_REQUIRED WORK_: The records below are to be copied word for word, with every picture left out.
** Begin EXTRACTED DATA **
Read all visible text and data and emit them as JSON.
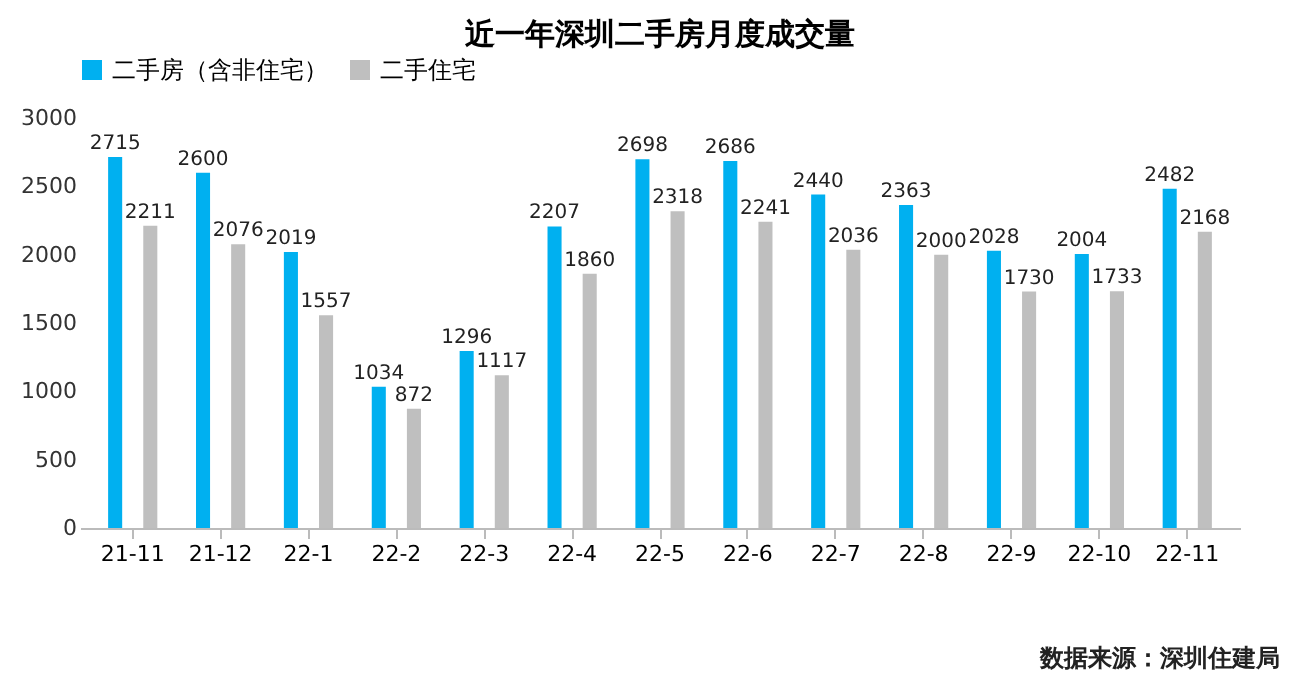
{
  "chart_data": {
    "type": "bar",
    "title": "近一年深圳二手房月度成交量",
    "categories": [
      "21-11",
      "21-12",
      "22-1",
      "22-2",
      "22-3",
      "22-4",
      "22-5",
      "22-6",
      "22-7",
      "22-8",
      "22-9",
      "22-10",
      "22-11"
    ],
    "series": [
      {
        "name": "二手房（含非住宅）",
        "color": "#00b0f0",
        "values": [
          2715,
          2600,
          2019,
          1034,
          1296,
          2207,
          2698,
          2686,
          2440,
          2363,
          2028,
          2004,
          2482
        ]
      },
      {
        "name": "二手住宅",
        "color": "#bfbfbf",
        "values": [
          2211,
          2076,
          1557,
          872,
          1117,
          1860,
          2318,
          2241,
          2036,
          2000,
          1730,
          1733,
          2168
        ]
      }
    ],
    "ylim": [
      0,
      3000
    ],
    "yticks": [
      0,
      500,
      1000,
      1500,
      2000,
      2500,
      3000
    ],
    "grid": false,
    "legend": "top",
    "data_labels": true,
    "annotations": [
      "数据来源：深圳住建局"
    ]
  }
}
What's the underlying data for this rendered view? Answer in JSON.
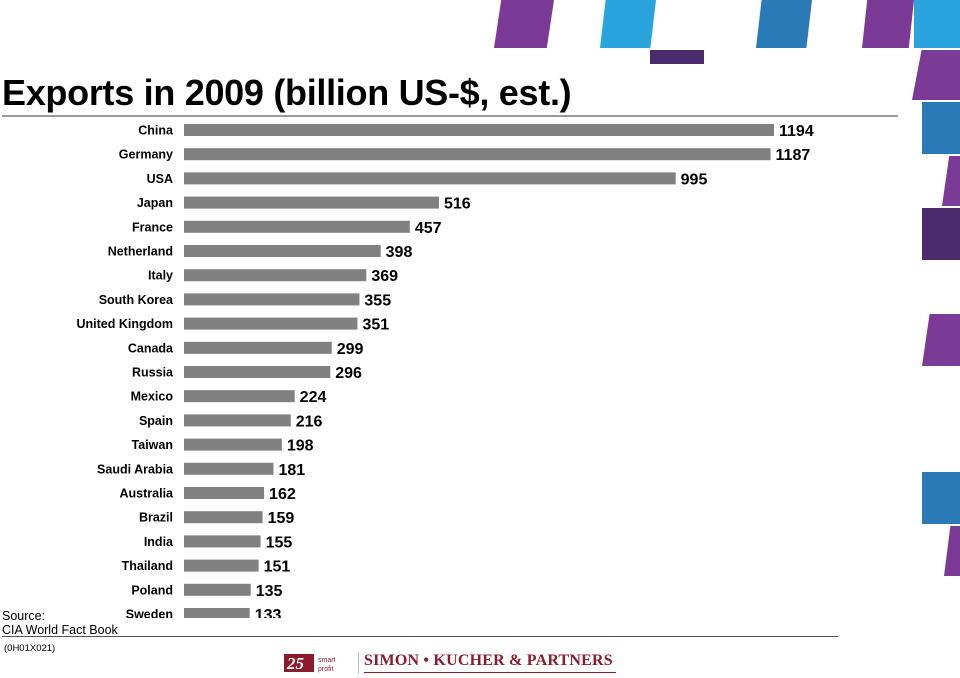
{
  "slide": {
    "title": "Exports in 2009 (billion US-$, est.)",
    "source_label": "Source:",
    "source_text": "CIA World Fact Book",
    "ref_code": "(0H01X021)"
  },
  "logo": {
    "number": "25",
    "tagline_1": "smart",
    "tagline_2": "profit",
    "company": "SIMON • KUCHER & PARTNERS",
    "brand_color": "#8b1c2c"
  },
  "colors": {
    "bar": "#808080",
    "purple": "#7b3a96",
    "blue": "#2a7ab8",
    "dark_purple": "#4b2a6e"
  },
  "chart_data": {
    "type": "bar",
    "orientation": "horizontal",
    "title": "Exports in 2009 (billion US-$, est.)",
    "xlabel": "",
    "ylabel": "",
    "grid": false,
    "categories": [
      "China",
      "Germany",
      "USA",
      "Japan",
      "France",
      "Netherland",
      "Italy",
      "South Korea",
      "United Kingdom",
      "Canada",
      "Russia",
      "Mexico",
      "Spain",
      "Taiwan",
      "Saudi Arabia",
      "Australia",
      "Brazil",
      "India",
      "Thailand",
      "Poland",
      "Sweden"
    ],
    "values": [
      1194,
      1187,
      995,
      516,
      457,
      398,
      369,
      355,
      351,
      299,
      296,
      224,
      216,
      198,
      181,
      162,
      159,
      155,
      151,
      135,
      133
    ],
    "value_labels": [
      "1194",
      "1187",
      "995",
      "516",
      "457",
      "398",
      "369",
      "355",
      "351",
      "299",
      "296",
      "224",
      "216",
      "198",
      "181",
      "162",
      "159",
      "155",
      "151",
      "135",
      "133"
    ]
  }
}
** End EXTRACTED DATA **
_CORRECT RESPONSE_:
Read all visible text and data and emit them as JSON.
{
  "chart_data": {
    "type": "bar",
    "title": "近一年深圳二手房月度成交量",
    "categories": [
      "21-11",
      "21-12",
      "22-1",
      "22-2",
      "22-3",
      "22-4",
      "22-5",
      "22-6",
      "22-7",
      "22-8",
      "22-9",
      "22-10",
      "22-11"
    ],
    "series": [
      {
        "name": "二手房（含非住宅）",
        "color": "#00b0f0",
        "values": [
          2715,
          2600,
          2019,
          1034,
          1296,
          2207,
          2698,
          2686,
          2440,
          2363,
          2028,
          2004,
          2482
        ]
      },
      {
        "name": "二手住宅",
        "color": "#bfbfbf",
        "values": [
          2211,
          2076,
          1557,
          872,
          1117,
          1860,
          2318,
          2241,
          2036,
          2000,
          1730,
          1733,
          2168
        ]
      }
    ],
    "ylim": [
      0,
      3000
    ],
    "yticks": [
      0,
      500,
      1000,
      1500,
      2000,
      2500,
      3000
    ],
    "grid": false,
    "legend": "top",
    "data_labels": true,
    "annotations": [
      "数据来源：深圳住建局"
    ]
  }
}
What's the underlying data for this rendered view? Answer in JSON.
{
  "slide": {
    "title": "Exports in 2009 (billion US-$, est.)",
    "source_label": "Source:",
    "source_text": "CIA World Fact Book",
    "ref_code": "(0H01X021)"
  },
  "logo": {
    "number": "25",
    "tagline_1": "smart",
    "tagline_2": "profit",
    "company": "SIMON • KUCHER & PARTNERS",
    "brand_color": "#8b1c2c"
  },
  "colors": {
    "bar": "#808080",
    "purple": "#7b3a96",
    "blue": "#2a7ab8",
    "dark_purple": "#4b2a6e"
  },
  "chart_data": {
    "type": "bar",
    "orientation": "horizontal",
    "title": "Exports in 2009 (billion US-$, est.)",
    "xlabel": "",
    "ylabel": "",
    "grid": false,
    "categories": [
      "China",
      "Germany",
      "USA",
      "Japan",
      "France",
      "Netherland",
      "Italy",
      "South Korea",
      "United Kingdom",
      "Canada",
      "Russia",
      "Mexico",
      "Spain",
      "Taiwan",
      "Saudi Arabia",
      "Australia",
      "Brazil",
      "India",
      "Thailand",
      "Poland",
      "Sweden"
    ],
    "values": [
      1194,
      1187,
      995,
      516,
      457,
      398,
      369,
      355,
      351,
      299,
      296,
      224,
      216,
      198,
      181,
      162,
      159,
      155,
      151,
      135,
      133
    ],
    "value_labels": [
      "1194",
      "1187",
      "995",
      "516",
      "457",
      "398",
      "369",
      "355",
      "351",
      "299",
      "296",
      "224",
      "216",
      "198",
      "181",
      "162",
      "159",
      "155",
      "151",
      "135",
      "133"
    ]
  }
}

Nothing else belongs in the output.